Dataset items
◇ ◇ ◇

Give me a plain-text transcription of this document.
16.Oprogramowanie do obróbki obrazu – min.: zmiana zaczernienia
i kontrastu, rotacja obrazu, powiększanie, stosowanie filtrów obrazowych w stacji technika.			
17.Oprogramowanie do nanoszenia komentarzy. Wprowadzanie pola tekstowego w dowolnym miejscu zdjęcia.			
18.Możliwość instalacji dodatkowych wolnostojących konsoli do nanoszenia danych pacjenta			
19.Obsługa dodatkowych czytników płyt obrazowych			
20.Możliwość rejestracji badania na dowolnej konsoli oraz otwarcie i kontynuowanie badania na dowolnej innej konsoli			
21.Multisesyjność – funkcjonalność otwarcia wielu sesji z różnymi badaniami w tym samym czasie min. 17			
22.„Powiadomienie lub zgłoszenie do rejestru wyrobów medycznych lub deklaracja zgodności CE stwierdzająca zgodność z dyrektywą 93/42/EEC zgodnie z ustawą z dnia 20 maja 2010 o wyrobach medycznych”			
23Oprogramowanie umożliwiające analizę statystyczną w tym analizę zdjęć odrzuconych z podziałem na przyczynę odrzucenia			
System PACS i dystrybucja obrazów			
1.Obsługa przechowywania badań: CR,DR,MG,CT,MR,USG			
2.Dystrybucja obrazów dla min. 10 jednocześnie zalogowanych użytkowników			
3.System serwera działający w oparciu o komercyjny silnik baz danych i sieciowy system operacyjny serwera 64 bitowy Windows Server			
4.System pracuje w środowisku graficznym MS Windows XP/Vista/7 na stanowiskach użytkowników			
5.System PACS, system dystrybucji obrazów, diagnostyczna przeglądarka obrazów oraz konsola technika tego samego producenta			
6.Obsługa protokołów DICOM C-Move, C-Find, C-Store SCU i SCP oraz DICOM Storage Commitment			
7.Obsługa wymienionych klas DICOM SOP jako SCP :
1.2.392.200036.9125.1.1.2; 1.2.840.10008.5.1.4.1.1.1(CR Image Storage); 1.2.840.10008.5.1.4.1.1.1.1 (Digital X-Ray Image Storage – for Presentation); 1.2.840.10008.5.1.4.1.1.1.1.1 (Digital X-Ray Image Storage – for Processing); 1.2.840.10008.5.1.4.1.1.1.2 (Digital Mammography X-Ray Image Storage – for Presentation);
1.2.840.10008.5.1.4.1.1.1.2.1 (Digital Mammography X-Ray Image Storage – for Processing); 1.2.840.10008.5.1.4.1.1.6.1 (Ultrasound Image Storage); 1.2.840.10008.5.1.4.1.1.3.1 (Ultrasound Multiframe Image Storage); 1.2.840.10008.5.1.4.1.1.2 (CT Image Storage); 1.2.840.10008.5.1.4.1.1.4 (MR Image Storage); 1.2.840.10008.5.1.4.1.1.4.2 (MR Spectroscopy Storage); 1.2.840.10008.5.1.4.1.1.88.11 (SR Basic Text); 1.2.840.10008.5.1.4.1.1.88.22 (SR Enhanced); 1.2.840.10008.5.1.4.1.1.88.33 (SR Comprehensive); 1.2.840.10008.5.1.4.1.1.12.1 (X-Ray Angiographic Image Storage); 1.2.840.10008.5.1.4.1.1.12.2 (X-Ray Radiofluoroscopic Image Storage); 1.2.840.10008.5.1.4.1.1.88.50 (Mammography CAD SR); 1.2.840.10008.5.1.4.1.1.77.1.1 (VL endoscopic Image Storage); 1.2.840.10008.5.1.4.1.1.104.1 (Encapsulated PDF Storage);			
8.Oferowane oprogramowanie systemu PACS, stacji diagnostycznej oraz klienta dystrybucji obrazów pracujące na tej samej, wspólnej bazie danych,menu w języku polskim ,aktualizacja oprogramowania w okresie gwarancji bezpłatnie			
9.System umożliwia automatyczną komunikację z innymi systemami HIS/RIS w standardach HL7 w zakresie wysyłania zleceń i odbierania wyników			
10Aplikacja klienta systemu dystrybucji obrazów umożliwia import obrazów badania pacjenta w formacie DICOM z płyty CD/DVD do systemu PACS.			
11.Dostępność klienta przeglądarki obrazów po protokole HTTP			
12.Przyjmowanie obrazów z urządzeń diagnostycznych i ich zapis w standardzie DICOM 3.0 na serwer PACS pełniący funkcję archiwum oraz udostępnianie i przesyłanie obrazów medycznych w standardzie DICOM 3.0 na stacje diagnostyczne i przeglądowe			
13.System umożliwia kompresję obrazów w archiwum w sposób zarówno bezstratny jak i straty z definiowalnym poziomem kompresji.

◇ ◇ ◇

:: Given task ::
Give back all the data exactly as written.

:: Worked solution ::
Give me a plain-text transcription of this document.
16.Oprogramowanie do obróbki obrazu – min.: zmiana zaczernienia
i kontrastu, rotacja obrazu, powiększanie, stosowanie filtrów obrazowych w stacji technika.			
17.Oprogramowanie do nanoszenia komentarzy. Wprowadzanie pola tekstowego w dowolnym miejscu zdjęcia.			
18.Możliwość instalacji dodatkowych wolnostojących konsoli do nanoszenia danych pacjenta			
19.Obsługa dodatkowych czytników płyt obrazowych			
20.Możliwość rejestracji badania na dowolnej konsoli oraz otwarcie i kontynuowanie badania na dowolnej innej konsoli			
21.Multisesyjność – funkcjonalność otwarcia wielu sesji z różnymi badaniami w tym samym czasie min. 17			
22.„Powiadomienie lub zgłoszenie do rejestru wyrobów medycznych lub deklaracja zgodności CE stwierdzająca zgodność z dyrektywą 93/42/EEC zgodnie z ustawą z dnia 20 maja 2010 o wyrobach medycznych”			
23Oprogramowanie umożliwiające analizę statystyczną w tym analizę zdjęć odrzuconych z podziałem na przyczynę odrzucenia			
System PACS i dystrybucja obrazów			
1.Obsługa przechowywania badań: CR,DR,MG,CT,MR,USG			
2.Dystrybucja obrazów dla min. 10 jednocześnie zalogowanych użytkowników			
3.System serwera działający w oparciu o komercyjny silnik baz danych i sieciowy system operacyjny serwera 64 bitowy Windows Server			
4.System pracuje w środowisku graficznym MS Windows XP/Vista/7 na stanowiskach użytkowników			
5.System PACS, system dystrybucji obrazów, diagnostyczna przeglądarka obrazów oraz konsola technika tego samego producenta			
6.Obsługa protokołów DICOM C-Move, C-Find, C-Store SCU i SCP oraz DICOM Storage Commitment			
7.Obsługa wymienionych klas DICOM SOP jako SCP :
1.2.392.200036.9125.1.1.2; 1.2.840.10008.5.1.4.1.1.1(CR Image Storage); 1.2.840.10008.5.1.4.1.1.1.1 (Digital X-Ray Image Storage – for Presentation); 1.2.840.10008.5.1.4.1.1.1.1.1 (Digital X-Ray Image Storage – for Processing); 1.2.840.10008.5.1.4.1.1.1.2 (Digital Mammography X-Ray Image Storage – for Presentation);
1.2.840.10008.5.1.4.1.1.1.2.1 (Digital Mammography X-Ray Image Storage – for Processing); 1.2.840.10008.5.1.4.1.1.6.1 (Ultrasound Image Storage); 1.2.840.10008.5.1.4.1.1.3.1 (Ultrasound Multiframe Image Storage); 1.2.840.10008.5.1.4.1.1.2 (CT Image Storage); 1.2.840.10008.5.1.4.1.1.4 (MR Image Storage); 1.2.840.10008.5.1.4.1.1.4.2 (MR Spectroscopy Storage); 1.2.840.10008.5.1.4.1.1.88.11 (SR Basic Text); 1.2.840.10008.5.1.4.1.1.88.22 (SR Enhanced); 1.2.840.10008.5.1.4.1.1.88.33 (SR Comprehensive); 1.2.840.10008.5.1.4.1.1.12.1 (X-Ray Angiographic Image Storage); 1.2.840.10008.5.1.4.1.1.12.2 (X-Ray Radiofluoroscopic Image Storage); 1.2.840.10008.5.1.4.1.1.88.50 (Mammography CAD SR); 1.2.840.10008.5.1.4.1.1.77.1.1 (VL endoscopic Image Storage); 1.2.840.10008.5.1.4.1.1.104.1 (Encapsulated PDF Storage);			
8.Oferowane oprogramowanie systemu PACS, stacji diagnostycznej oraz klienta dystrybucji obrazów pracujące na tej samej, wspólnej bazie danych,menu w języku polskim ,aktualizacja oprogramowania w okresie gwarancji bezpłatnie			
9.System umożliwia automatyczną komunikację z innymi systemami HIS/RIS w standardach HL7 w zakresie wysyłania zleceń i odbierania wyników			
10Aplikacja klienta systemu dystrybucji obrazów umożliwia import obrazów badania pacjenta w formacie DICOM z płyty CD/DVD do systemu PACS.			
11.Dostępność klienta przeglądarki obrazów po protokole HTTP			
12.Przyjmowanie obrazów z urządzeń diagnostycznych i ich zapis w standardzie DICOM 3.0 na serwer PACS pełniący funkcję archiwum oraz udostępnianie i przesyłanie obrazów medycznych w standardzie DICOM 3.0 na stacje diagnostyczne i przeglądowe			
13.System umożliwia kompresję obrazów w archiwum w sposób zarówno bezstratny jak i straty z definiowalnym poziomem kompresji.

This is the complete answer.